__What is required__
For this exercise, copy out each line of the material below that includes "JSON".
-- START OF Material supplied --
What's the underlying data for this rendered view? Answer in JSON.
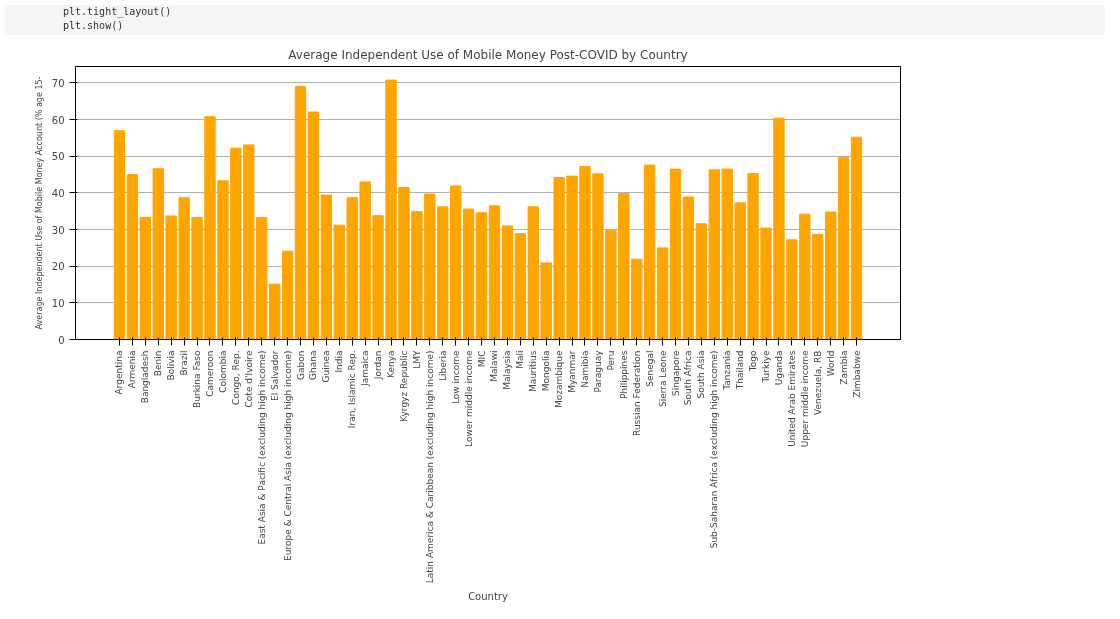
{
  "chart_data": {
    "type": "bar",
    "title": "Average Independent Use of Mobile Money Post-COVID by Country",
    "xlabel": "Country",
    "ylabel": "Average Independent Use of Mobile Money Account (% age 15-",
    "annotations": [
      "plt.tight_layout()",
      "plt.show()"
    ],
    "categories": [
      "Argentina",
      "Armenia",
      "Bangladesh",
      "Benin",
      "Bolivia",
      "Brazil",
      "Burkina Faso",
      "Cameroon",
      "Colombia",
      "Congo, Rep.",
      "Cote d'Ivoire",
      "East Asia & Pacific (excluding high income)",
      "El Salvador",
      "Europe & Central Asia (excluding high income)",
      "Gabon",
      "Ghana",
      "Guinea",
      "India",
      "Iran, Islamic Rep.",
      "Jamaica",
      "Jordan",
      "Kenya",
      "Kyrgyz Republic",
      "LMY",
      "Latin America & Caribbean (excluding high income)",
      "Liberia",
      "Low income",
      "Lower middle income",
      "MIC",
      "Malawi",
      "Malaysia",
      "Mali",
      "Mauritius",
      "Mongolia",
      "Mozambique",
      "Myanmar",
      "Namibia",
      "Paraguay",
      "Peru",
      "Philippines",
      "Russian Federation",
      "Senegal",
      "Sierra Leone",
      "Singapore",
      "South Africa",
      "South Asia",
      "Sub-Saharan Africa (excluding high income)",
      "Tanzania",
      "Thailand",
      "Togo",
      "Turkiye",
      "Uganda",
      "United Arab Emirates",
      "Upper middle income",
      "Venezuela, RB",
      "World",
      "Zambia",
      "Zimbabwe"
    ],
    "values": [
      57,
      45,
      33.3,
      46.6,
      33.7,
      38.7,
      33.3,
      60.8,
      43.3,
      52.2,
      53.1,
      33.3,
      15.1,
      24.1,
      69,
      62.1,
      39.4,
      31.2,
      38.7,
      43,
      33.8,
      70.8,
      41.5,
      34.9,
      39.7,
      36.2,
      41.9,
      35.6,
      34.6,
      36.5,
      31.0,
      28.9,
      36.2,
      20.9,
      44.2,
      44.6,
      47.2,
      45.2,
      29.8,
      39.8,
      21.9,
      47.6,
      25.0,
      46.5,
      38.9,
      31.6,
      46.3,
      46.5,
      37.3,
      45.3,
      30.4,
      60.4,
      27.2,
      34.2,
      28.7,
      34.8,
      49.7,
      55.2
    ],
    "color": "#ffa500",
    "ylim": [
      0,
      74.5
    ],
    "yticks": [
      0,
      10,
      20,
      30,
      40,
      50,
      60,
      70
    ],
    "grid": "y"
  }
}
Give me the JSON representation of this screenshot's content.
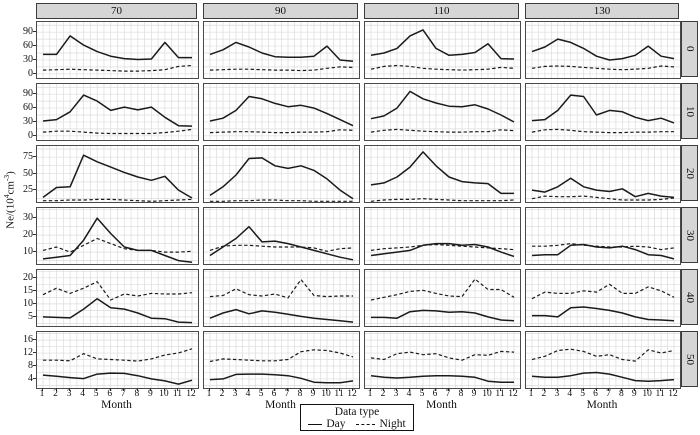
-- END OF Material supplied --
__Task result__
What's the underlying data for this rendered view? Answer in JSON.
Give me the JSON representation of this screenshot's content.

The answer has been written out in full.